▸ RAW DATA:

=-=-=-=-=

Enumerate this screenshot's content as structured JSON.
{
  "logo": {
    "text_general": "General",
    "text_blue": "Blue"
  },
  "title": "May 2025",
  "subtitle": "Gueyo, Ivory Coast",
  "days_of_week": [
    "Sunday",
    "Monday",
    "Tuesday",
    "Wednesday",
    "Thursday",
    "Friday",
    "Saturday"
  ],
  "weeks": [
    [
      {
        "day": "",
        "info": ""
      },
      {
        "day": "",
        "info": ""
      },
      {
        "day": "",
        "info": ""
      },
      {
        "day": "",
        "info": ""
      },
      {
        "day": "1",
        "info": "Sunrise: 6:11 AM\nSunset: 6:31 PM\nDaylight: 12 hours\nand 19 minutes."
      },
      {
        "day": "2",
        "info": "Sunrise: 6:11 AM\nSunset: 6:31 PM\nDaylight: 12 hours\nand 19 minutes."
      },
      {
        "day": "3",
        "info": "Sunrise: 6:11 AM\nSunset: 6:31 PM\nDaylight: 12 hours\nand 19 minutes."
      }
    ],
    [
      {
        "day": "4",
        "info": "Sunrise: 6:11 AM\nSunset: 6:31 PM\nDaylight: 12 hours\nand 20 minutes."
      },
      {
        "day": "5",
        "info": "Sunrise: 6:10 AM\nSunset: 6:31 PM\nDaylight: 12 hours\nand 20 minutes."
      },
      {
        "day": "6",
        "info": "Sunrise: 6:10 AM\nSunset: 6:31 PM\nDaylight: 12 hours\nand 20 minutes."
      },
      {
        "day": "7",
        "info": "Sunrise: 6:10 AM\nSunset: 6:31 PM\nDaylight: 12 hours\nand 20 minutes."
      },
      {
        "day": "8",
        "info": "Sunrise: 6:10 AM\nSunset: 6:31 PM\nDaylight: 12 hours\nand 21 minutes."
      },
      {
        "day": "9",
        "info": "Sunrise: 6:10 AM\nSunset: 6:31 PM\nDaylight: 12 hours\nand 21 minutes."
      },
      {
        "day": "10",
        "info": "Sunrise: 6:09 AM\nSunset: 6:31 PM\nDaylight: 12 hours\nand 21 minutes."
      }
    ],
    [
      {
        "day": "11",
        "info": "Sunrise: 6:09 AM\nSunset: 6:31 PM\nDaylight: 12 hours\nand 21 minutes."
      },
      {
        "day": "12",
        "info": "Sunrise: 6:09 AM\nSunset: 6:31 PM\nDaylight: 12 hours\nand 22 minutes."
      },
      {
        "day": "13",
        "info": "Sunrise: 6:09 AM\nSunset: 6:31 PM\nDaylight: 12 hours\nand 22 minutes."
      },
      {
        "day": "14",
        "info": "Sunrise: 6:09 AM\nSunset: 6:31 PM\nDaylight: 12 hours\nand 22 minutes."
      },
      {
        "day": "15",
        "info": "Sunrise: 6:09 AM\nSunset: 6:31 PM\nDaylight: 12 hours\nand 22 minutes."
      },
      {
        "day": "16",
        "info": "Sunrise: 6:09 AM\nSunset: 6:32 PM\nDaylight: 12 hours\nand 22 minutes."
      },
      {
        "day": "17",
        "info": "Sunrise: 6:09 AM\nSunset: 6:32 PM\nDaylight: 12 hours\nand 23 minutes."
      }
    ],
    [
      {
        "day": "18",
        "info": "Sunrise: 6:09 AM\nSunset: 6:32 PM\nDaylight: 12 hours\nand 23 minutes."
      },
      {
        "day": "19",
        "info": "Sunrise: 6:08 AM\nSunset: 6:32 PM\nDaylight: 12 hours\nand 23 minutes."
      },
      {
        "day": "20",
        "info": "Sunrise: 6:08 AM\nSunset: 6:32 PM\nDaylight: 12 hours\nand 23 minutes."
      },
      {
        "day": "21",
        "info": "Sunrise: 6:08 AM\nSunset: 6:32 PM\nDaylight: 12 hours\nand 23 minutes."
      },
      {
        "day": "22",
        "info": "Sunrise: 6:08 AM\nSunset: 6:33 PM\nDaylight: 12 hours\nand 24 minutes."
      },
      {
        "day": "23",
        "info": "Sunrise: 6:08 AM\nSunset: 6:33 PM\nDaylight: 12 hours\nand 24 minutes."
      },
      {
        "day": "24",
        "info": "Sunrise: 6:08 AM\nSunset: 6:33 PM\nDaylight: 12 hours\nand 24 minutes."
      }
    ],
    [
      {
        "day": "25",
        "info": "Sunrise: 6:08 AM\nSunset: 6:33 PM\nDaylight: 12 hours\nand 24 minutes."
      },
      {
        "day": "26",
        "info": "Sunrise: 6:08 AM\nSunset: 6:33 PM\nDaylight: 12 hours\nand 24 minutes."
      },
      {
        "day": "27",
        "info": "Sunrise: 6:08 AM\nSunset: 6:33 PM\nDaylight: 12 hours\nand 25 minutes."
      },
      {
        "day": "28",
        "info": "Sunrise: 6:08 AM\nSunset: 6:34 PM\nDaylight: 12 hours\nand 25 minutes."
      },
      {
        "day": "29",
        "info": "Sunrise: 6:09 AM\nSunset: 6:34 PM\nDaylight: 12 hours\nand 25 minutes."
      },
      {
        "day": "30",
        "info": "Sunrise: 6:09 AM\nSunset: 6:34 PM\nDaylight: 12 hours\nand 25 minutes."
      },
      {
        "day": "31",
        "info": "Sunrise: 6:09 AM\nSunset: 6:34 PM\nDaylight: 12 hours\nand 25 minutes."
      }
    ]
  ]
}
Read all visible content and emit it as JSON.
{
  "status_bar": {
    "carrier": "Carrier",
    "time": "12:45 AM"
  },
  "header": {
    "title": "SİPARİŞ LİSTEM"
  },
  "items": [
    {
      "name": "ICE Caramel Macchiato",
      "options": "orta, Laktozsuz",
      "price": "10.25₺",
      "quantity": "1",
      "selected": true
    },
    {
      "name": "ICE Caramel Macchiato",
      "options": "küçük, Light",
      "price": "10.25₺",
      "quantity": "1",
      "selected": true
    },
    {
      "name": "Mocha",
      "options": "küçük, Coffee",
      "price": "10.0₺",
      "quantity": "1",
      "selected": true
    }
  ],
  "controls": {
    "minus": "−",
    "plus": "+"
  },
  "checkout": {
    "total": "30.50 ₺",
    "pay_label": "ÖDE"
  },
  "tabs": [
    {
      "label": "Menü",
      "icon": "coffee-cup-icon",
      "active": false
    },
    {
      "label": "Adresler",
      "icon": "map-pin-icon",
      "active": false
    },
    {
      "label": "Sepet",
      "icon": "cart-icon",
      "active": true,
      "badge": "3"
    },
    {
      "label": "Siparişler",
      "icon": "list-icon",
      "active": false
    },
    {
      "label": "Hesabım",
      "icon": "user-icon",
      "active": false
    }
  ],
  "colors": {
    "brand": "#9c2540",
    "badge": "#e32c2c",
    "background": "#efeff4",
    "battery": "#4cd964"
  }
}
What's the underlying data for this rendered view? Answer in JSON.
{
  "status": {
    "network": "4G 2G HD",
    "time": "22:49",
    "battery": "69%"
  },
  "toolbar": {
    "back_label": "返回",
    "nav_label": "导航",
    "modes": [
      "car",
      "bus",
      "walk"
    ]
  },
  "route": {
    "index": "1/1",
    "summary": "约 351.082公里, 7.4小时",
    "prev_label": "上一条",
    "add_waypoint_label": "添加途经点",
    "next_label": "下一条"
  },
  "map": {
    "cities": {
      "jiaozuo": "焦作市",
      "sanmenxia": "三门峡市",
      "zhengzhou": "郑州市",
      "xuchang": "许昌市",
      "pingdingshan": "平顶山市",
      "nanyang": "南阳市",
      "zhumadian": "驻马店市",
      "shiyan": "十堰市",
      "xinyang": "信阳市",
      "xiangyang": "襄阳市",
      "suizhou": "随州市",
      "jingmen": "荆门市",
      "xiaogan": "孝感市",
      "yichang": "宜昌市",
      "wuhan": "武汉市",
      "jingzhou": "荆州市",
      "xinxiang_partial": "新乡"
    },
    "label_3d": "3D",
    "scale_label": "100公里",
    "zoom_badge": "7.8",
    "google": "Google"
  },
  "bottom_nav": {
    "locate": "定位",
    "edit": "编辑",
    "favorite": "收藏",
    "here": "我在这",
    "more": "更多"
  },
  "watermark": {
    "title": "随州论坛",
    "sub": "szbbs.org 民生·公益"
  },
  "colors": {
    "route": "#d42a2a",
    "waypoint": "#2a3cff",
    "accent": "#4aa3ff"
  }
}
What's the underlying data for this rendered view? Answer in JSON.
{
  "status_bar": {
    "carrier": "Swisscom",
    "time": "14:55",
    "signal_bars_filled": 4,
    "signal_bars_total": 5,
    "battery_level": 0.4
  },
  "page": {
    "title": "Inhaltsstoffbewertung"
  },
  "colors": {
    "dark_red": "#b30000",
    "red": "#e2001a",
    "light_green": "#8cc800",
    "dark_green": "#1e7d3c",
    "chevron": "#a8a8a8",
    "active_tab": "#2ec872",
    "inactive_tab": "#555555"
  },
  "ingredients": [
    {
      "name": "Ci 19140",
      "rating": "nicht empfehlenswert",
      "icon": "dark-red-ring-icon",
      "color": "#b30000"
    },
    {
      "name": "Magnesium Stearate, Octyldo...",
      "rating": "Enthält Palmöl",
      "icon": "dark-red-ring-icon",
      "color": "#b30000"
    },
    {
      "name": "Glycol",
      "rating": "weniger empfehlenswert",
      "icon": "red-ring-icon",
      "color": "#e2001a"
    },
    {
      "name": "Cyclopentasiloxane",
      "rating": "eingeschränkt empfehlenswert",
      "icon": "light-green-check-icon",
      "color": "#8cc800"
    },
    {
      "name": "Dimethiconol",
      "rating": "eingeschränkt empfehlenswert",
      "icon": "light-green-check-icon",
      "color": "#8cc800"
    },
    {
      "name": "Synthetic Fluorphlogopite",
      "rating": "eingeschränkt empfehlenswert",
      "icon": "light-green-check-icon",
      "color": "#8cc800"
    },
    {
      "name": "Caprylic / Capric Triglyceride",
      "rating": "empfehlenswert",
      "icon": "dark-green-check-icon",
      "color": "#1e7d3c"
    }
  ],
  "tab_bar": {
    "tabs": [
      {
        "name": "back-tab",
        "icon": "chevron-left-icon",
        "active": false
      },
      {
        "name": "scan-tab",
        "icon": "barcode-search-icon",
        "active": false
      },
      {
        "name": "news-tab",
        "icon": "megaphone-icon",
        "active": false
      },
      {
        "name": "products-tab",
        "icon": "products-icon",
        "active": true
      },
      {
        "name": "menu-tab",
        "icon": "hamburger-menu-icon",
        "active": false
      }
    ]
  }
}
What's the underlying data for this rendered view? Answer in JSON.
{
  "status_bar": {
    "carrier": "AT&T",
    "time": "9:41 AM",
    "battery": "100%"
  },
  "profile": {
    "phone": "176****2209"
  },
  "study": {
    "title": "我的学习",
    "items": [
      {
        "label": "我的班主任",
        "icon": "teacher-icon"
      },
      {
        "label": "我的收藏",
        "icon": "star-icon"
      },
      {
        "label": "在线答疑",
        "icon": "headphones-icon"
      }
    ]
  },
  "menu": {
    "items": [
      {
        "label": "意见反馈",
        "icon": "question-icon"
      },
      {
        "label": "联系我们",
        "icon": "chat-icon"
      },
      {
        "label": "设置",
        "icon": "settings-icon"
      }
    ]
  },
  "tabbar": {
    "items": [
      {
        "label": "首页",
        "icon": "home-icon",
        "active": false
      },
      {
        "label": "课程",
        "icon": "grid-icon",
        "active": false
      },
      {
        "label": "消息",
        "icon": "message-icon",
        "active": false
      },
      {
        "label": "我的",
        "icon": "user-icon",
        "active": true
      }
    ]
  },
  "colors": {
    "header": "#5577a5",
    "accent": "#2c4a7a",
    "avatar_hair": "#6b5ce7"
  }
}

=-=-=-=-=

Take each line of the material that contains the word "products" and list it.

        "name": "products-tab",
        "icon": "products-icon",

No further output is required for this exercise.